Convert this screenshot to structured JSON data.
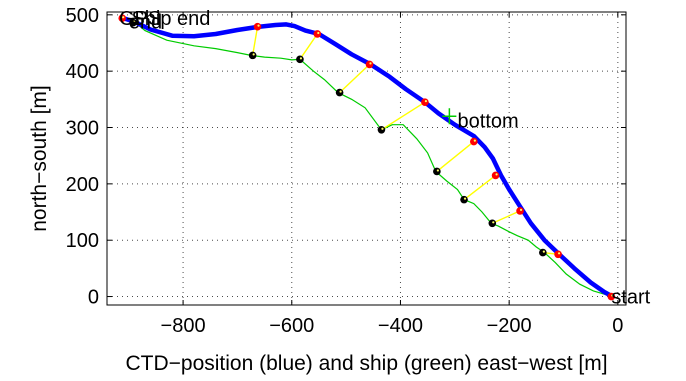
{
  "chart_data": {
    "type": "line",
    "title": "",
    "xlabel": "CTD−position (blue) and ship (green) east−west [m]",
    "ylabel": "north−south [m]",
    "xlim": [
      -940,
      15
    ],
    "ylim": [
      -15,
      505
    ],
    "xticks": [
      -800,
      -600,
      -400,
      -200,
      0
    ],
    "yticks": [
      0,
      100,
      200,
      300,
      400,
      500
    ],
    "xtick_labels": [
      "−800",
      "−600",
      "−400",
      "−200",
      "0"
    ],
    "ytick_labels": [
      "0",
      "100",
      "200",
      "300",
      "400",
      "500"
    ],
    "grid": true,
    "series": [
      {
        "color": "#0000ff",
        "points": [
          [
            -910,
            494
          ],
          [
            -890,
            488
          ],
          [
            -860,
            474
          ],
          [
            -820,
            463
          ],
          [
            -780,
            462
          ],
          [
            -740,
            466
          ],
          [
            -700,
            473
          ],
          [
            -660,
            479
          ],
          [
            -630,
            482
          ],
          [
            -610,
            483
          ],
          [
            -595,
            480
          ],
          [
            -575,
            472
          ],
          [
            -550,
            466
          ],
          [
            -520,
            448
          ],
          [
            -490,
            430
          ],
          [
            -455,
            412
          ],
          [
            -420,
            390
          ],
          [
            -390,
            368
          ],
          [
            -355,
            345
          ],
          [
            -330,
            325
          ],
          [
            -300,
            305
          ],
          [
            -265,
            285
          ],
          [
            -245,
            265
          ],
          [
            -230,
            245
          ],
          [
            -215,
            215
          ],
          [
            -200,
            190
          ],
          [
            -180,
            160
          ],
          [
            -160,
            130
          ],
          [
            -135,
            100
          ],
          [
            -108,
            75
          ],
          [
            -80,
            50
          ],
          [
            -50,
            25
          ],
          [
            -25,
            8
          ],
          [
            -10,
            0
          ]
        ]
      },
      {
        "color": "#00cc00",
        "points": [
          [
            -890,
            488
          ],
          [
            -870,
            472
          ],
          [
            -830,
            455
          ],
          [
            -780,
            445
          ],
          [
            -740,
            440
          ],
          [
            -700,
            433
          ],
          [
            -675,
            428
          ],
          [
            -650,
            425
          ],
          [
            -620,
            423
          ],
          [
            -600,
            420
          ],
          [
            -585,
            421
          ],
          [
            -560,
            400
          ],
          [
            -540,
            385
          ],
          [
            -515,
            362
          ],
          [
            -490,
            350
          ],
          [
            -465,
            335
          ],
          [
            -435,
            296
          ],
          [
            -415,
            305
          ],
          [
            -395,
            305
          ],
          [
            -370,
            280
          ],
          [
            -350,
            255
          ],
          [
            -335,
            222
          ],
          [
            -315,
            205
          ],
          [
            -295,
            190
          ],
          [
            -283,
            172
          ],
          [
            -265,
            165
          ],
          [
            -250,
            150
          ],
          [
            -233,
            130
          ],
          [
            -220,
            125
          ],
          [
            -200,
            115
          ],
          [
            -185,
            108
          ],
          [
            -165,
            100
          ],
          [
            -150,
            88
          ],
          [
            -135,
            78
          ],
          [
            -115,
            60
          ],
          [
            -95,
            40
          ],
          [
            -70,
            22
          ],
          [
            -45,
            10
          ],
          [
            -20,
            3
          ],
          [
            -10,
            0
          ]
        ]
      },
      {
        "color": "#ffff00",
        "segments": [
          [
            [
              -892,
              486
            ],
            [
              -912,
              494
            ]
          ],
          [
            [
              -672,
              428
            ],
            [
              -663,
              479
            ]
          ],
          [
            [
              -585,
              421
            ],
            [
              -553,
              466
            ]
          ],
          [
            [
              -512,
              362
            ],
            [
              -457,
              412
            ]
          ],
          [
            [
              -435,
              296
            ],
            [
              -355,
              345
            ]
          ],
          [
            [
              -333,
              222
            ],
            [
              -265,
              275
            ]
          ],
          [
            [
              -283,
              172
            ],
            [
              -225,
              215
            ]
          ],
          [
            [
              -231,
              130
            ],
            [
              -180,
              152
            ]
          ],
          [
            [
              -138,
              78
            ],
            [
              -110,
              75
            ]
          ]
        ]
      }
    ],
    "markers": {
      "red": [
        [
          -912,
          494
        ],
        [
          -663,
          479
        ],
        [
          -553,
          466
        ],
        [
          -457,
          412
        ],
        [
          -355,
          345
        ],
        [
          -265,
          275
        ],
        [
          -225,
          215
        ],
        [
          -180,
          152
        ],
        [
          -110,
          75
        ],
        [
          -12,
          0
        ]
      ],
      "black": [
        [
          -892,
          486
        ],
        [
          -672,
          428
        ],
        [
          -585,
          421
        ],
        [
          -512,
          362
        ],
        [
          -435,
          296
        ],
        [
          -333,
          222
        ],
        [
          -283,
          172
        ],
        [
          -231,
          130
        ],
        [
          -138,
          78
        ]
      ]
    },
    "annotations": [
      {
        "text": "GPS",
        "x": -918,
        "y": 494
      },
      {
        "text": "end",
        "x": -900,
        "y": 488
      },
      {
        "text": "Ship end",
        "x": -895,
        "y": 494
      },
      {
        "text": "bottom",
        "x": -295,
        "y": 312
      },
      {
        "text": "start",
        "x": -12,
        "y": 0
      }
    ],
    "bottom_cross": [
      -310,
      320
    ]
  }
}
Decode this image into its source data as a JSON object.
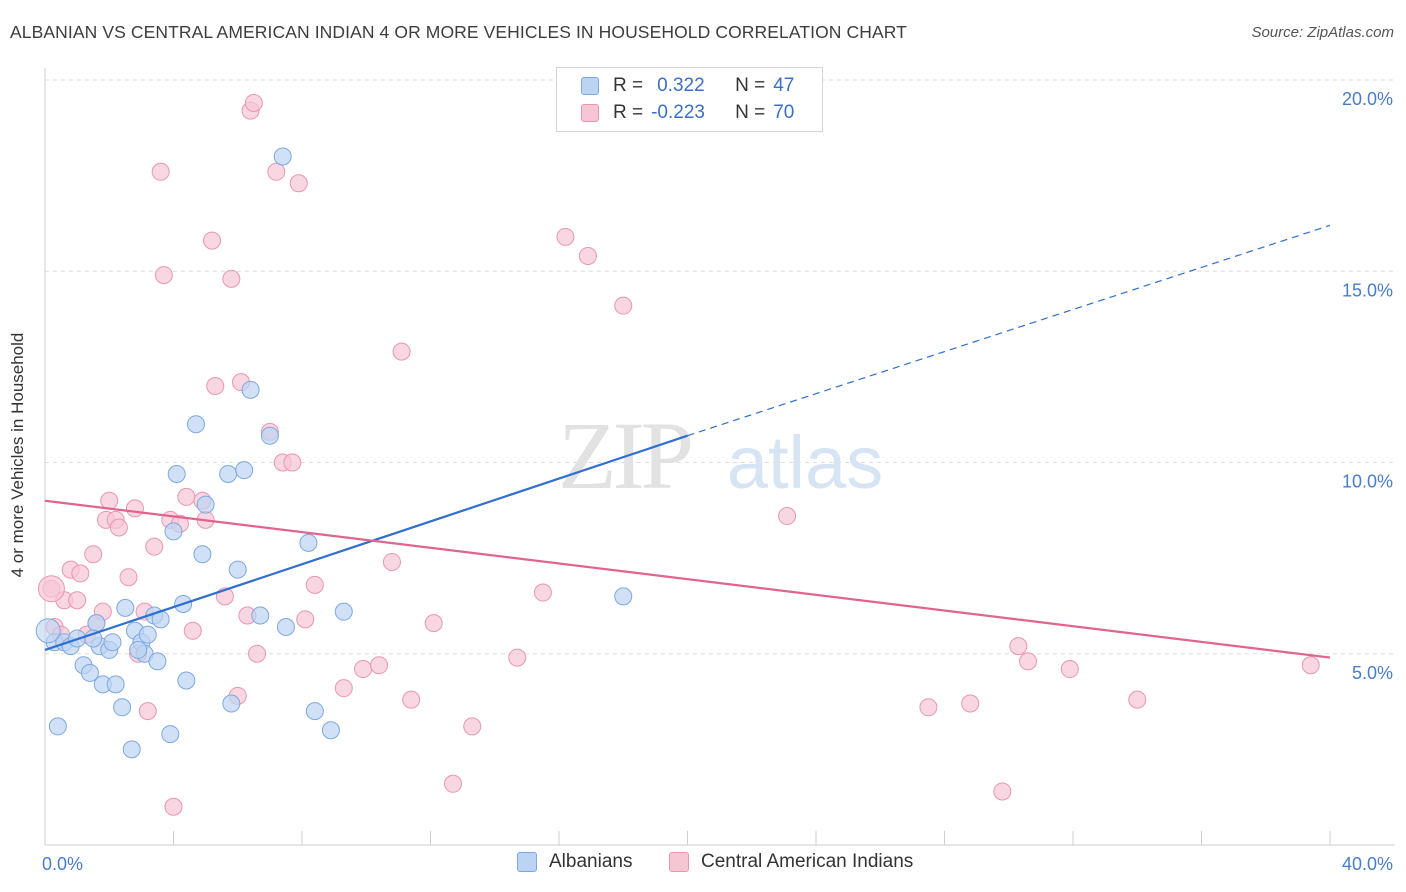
{
  "header": {
    "title": "ALBANIAN VS CENTRAL AMERICAN INDIAN 4 OR MORE VEHICLES IN HOUSEHOLD CORRELATION CHART",
    "source": "Source: ZipAtlas.com"
  },
  "watermark": {
    "zip": "ZIP",
    "atlas": "atlas"
  },
  "legend_top": {
    "rows": [
      {
        "r_label": "R =",
        "r_value": "0.322",
        "n_label": "N =",
        "n_value": "47"
      },
      {
        "r_label": "R =",
        "r_value": "-0.223",
        "n_label": "N =",
        "n_value": "70"
      }
    ]
  },
  "legend_bottom": {
    "items": [
      "Albanians",
      "Central American Indians"
    ]
  },
  "colors": {
    "albanians_fill": "#bcd4f3",
    "albanians_stroke": "#7ea8de",
    "albanians_line": "#2e6fcf",
    "cai_fill": "#f7c6d5",
    "cai_stroke": "#e996b1",
    "cai_line": "#e0648f",
    "tick": "#4a7cc9",
    "grid": "#dddddd"
  },
  "chart_data": {
    "type": "scatter",
    "title": "ALBANIAN VS CENTRAL AMERICAN INDIAN 4 OR MORE VEHICLES IN HOUSEHOLD CORRELATION CHART",
    "xlabel": "",
    "ylabel": "4 or more Vehicles in Household",
    "xlim": [
      0,
      40
    ],
    "ylim": [
      0,
      20.5
    ],
    "x_tick_labels": [
      "0.0%",
      "40.0%"
    ],
    "y_ticks": [
      5,
      10,
      15,
      20
    ],
    "y_tick_labels": [
      "5.0%",
      "10.0%",
      "15.0%",
      "20.0%"
    ],
    "grid": true,
    "legend_position": "top-center",
    "series": [
      {
        "name": "Albanians",
        "R": 0.322,
        "N": 47,
        "trend": {
          "x0": 0,
          "y0": 5.1,
          "x1": 20,
          "y1": 10.7,
          "dash_to_x": 40,
          "dash_to_y": 16.2
        },
        "points": [
          [
            0.3,
            5.3
          ],
          [
            0.6,
            5.3
          ],
          [
            0.8,
            5.2
          ],
          [
            0.4,
            3.1
          ],
          [
            1.0,
            5.4
          ],
          [
            1.2,
            4.7
          ],
          [
            1.4,
            4.5
          ],
          [
            1.6,
            5.8
          ],
          [
            1.7,
            5.2
          ],
          [
            1.8,
            4.2
          ],
          [
            2.0,
            5.1
          ],
          [
            2.1,
            5.3
          ],
          [
            2.2,
            4.2
          ],
          [
            2.4,
            3.6
          ],
          [
            2.5,
            6.2
          ],
          [
            2.7,
            2.5
          ],
          [
            2.8,
            5.6
          ],
          [
            3.0,
            5.3
          ],
          [
            3.1,
            5.0
          ],
          [
            3.2,
            5.5
          ],
          [
            3.4,
            6.0
          ],
          [
            3.5,
            4.8
          ],
          [
            3.6,
            5.9
          ],
          [
            3.9,
            2.9
          ],
          [
            4.0,
            8.2
          ],
          [
            4.1,
            9.7
          ],
          [
            4.3,
            6.3
          ],
          [
            4.4,
            4.3
          ],
          [
            4.7,
            11.0
          ],
          [
            4.9,
            7.6
          ],
          [
            5.0,
            8.9
          ],
          [
            5.7,
            9.7
          ],
          [
            5.8,
            3.7
          ],
          [
            6.0,
            7.2
          ],
          [
            6.2,
            9.8
          ],
          [
            6.4,
            11.9
          ],
          [
            6.7,
            6.0
          ],
          [
            7.0,
            10.7
          ],
          [
            7.4,
            18.0
          ],
          [
            7.5,
            5.7
          ],
          [
            8.2,
            7.9
          ],
          [
            8.4,
            3.5
          ],
          [
            8.9,
            3.0
          ],
          [
            9.3,
            6.1
          ],
          [
            18.0,
            6.5
          ],
          [
            1.5,
            5.4
          ],
          [
            2.9,
            5.1
          ]
        ]
      },
      {
        "name": "Central American Indians",
        "R": -0.223,
        "N": 70,
        "trend": {
          "x0": 0,
          "y0": 9.0,
          "x1": 40,
          "y1": 4.9
        },
        "points": [
          [
            0.2,
            6.7
          ],
          [
            0.3,
            5.7
          ],
          [
            0.5,
            5.5
          ],
          [
            0.6,
            6.4
          ],
          [
            0.8,
            7.2
          ],
          [
            1.0,
            6.4
          ],
          [
            1.1,
            7.1
          ],
          [
            1.3,
            5.5
          ],
          [
            1.5,
            7.6
          ],
          [
            1.6,
            5.8
          ],
          [
            1.8,
            6.1
          ],
          [
            1.9,
            8.5
          ],
          [
            2.0,
            9.0
          ],
          [
            2.2,
            8.5
          ],
          [
            2.3,
            8.3
          ],
          [
            2.6,
            7.0
          ],
          [
            2.8,
            8.8
          ],
          [
            2.9,
            5.0
          ],
          [
            3.1,
            6.1
          ],
          [
            3.2,
            3.5
          ],
          [
            3.4,
            7.8
          ],
          [
            3.6,
            17.6
          ],
          [
            3.7,
            14.9
          ],
          [
            3.9,
            8.5
          ],
          [
            4.0,
            1.0
          ],
          [
            4.2,
            8.4
          ],
          [
            4.4,
            9.1
          ],
          [
            4.6,
            5.6
          ],
          [
            4.9,
            9.0
          ],
          [
            5.0,
            8.5
          ],
          [
            5.2,
            15.8
          ],
          [
            5.3,
            12.0
          ],
          [
            5.6,
            6.5
          ],
          [
            5.8,
            14.8
          ],
          [
            6.0,
            3.9
          ],
          [
            6.1,
            12.1
          ],
          [
            6.3,
            6.0
          ],
          [
            6.4,
            19.2
          ],
          [
            6.5,
            19.4
          ],
          [
            6.6,
            5.0
          ],
          [
            7.0,
            10.8
          ],
          [
            7.2,
            17.6
          ],
          [
            7.4,
            10.0
          ],
          [
            7.7,
            10.0
          ],
          [
            7.9,
            17.3
          ],
          [
            8.1,
            5.9
          ],
          [
            8.4,
            6.8
          ],
          [
            9.3,
            4.1
          ],
          [
            9.9,
            4.6
          ],
          [
            10.4,
            4.7
          ],
          [
            10.8,
            7.4
          ],
          [
            11.1,
            12.9
          ],
          [
            11.4,
            3.8
          ],
          [
            12.1,
            5.8
          ],
          [
            12.7,
            1.6
          ],
          [
            13.3,
            3.1
          ],
          [
            14.7,
            4.9
          ],
          [
            15.5,
            6.6
          ],
          [
            16.2,
            15.9
          ],
          [
            16.9,
            15.4
          ],
          [
            18.0,
            14.1
          ],
          [
            23.1,
            8.6
          ],
          [
            27.5,
            3.6
          ],
          [
            28.8,
            3.7
          ],
          [
            29.8,
            1.4
          ],
          [
            30.3,
            5.2
          ],
          [
            30.6,
            4.8
          ],
          [
            31.9,
            4.6
          ],
          [
            34.0,
            3.8
          ],
          [
            39.4,
            4.7
          ]
        ]
      }
    ]
  }
}
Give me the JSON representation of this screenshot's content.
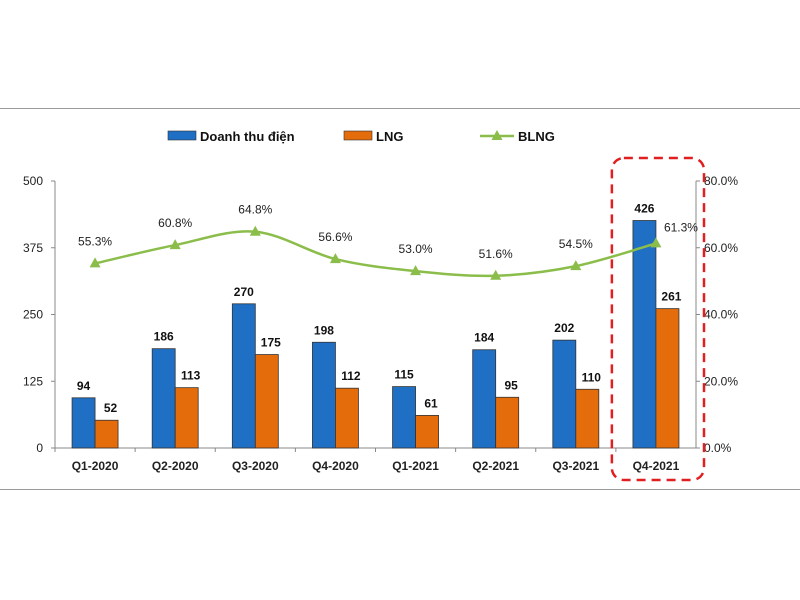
{
  "chart_data": {
    "type": "bar",
    "categories": [
      "Q1-2020",
      "Q2-2020",
      "Q3-2020",
      "Q4-2020",
      "Q1-2021",
      "Q2-2021",
      "Q3-2021",
      "Q4-2021"
    ],
    "series": [
      {
        "name": "Doanh thu điện",
        "type": "bar",
        "axis": "left",
        "color": "#1f6fc5",
        "values": [
          94,
          186,
          270,
          198,
          115,
          184,
          202,
          426
        ]
      },
      {
        "name": "LNG",
        "type": "bar",
        "axis": "left",
        "color": "#e46c0a",
        "values": [
          52,
          113,
          175,
          112,
          61,
          95,
          110,
          261
        ]
      },
      {
        "name": "BLNG",
        "type": "line",
        "axis": "right",
        "color": "#8bbd4a",
        "values": [
          55.3,
          60.8,
          64.8,
          56.6,
          53.0,
          51.6,
          54.5,
          61.3
        ],
        "labels": [
          "55.3%",
          "60.8%",
          "64.8%",
          "56.6%",
          "53.0%",
          "51.6%",
          "54.5%",
          "61.3%"
        ]
      }
    ],
    "y_left": {
      "lim": [
        0,
        500
      ],
      "ticks": [
        "0",
        "125",
        "250",
        "375",
        "500"
      ]
    },
    "y_right": {
      "lim": [
        0,
        80
      ],
      "ticks": [
        "0.0%",
        "20.0%",
        "40.0%",
        "60.0%",
        "80.0%"
      ]
    },
    "legend_position": "top",
    "highlight": {
      "category": "Q4-2021",
      "style": "red dashed rounded box"
    },
    "grid": false
  }
}
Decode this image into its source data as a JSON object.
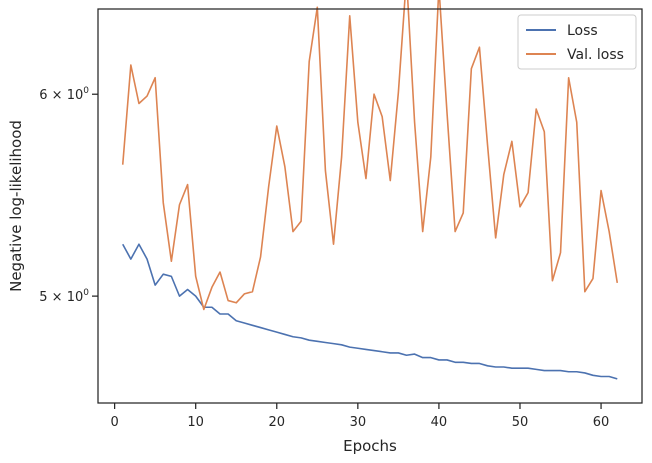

Exercise details:
Extract from the material all lines containing the string "this".

Complete output:
Convert this screenshot to structured JSON data.
Decode this image into its source data as a JSON object.
Give me the JSON representation of this screenshot's content.
Decode this image into its source data as a JSON object.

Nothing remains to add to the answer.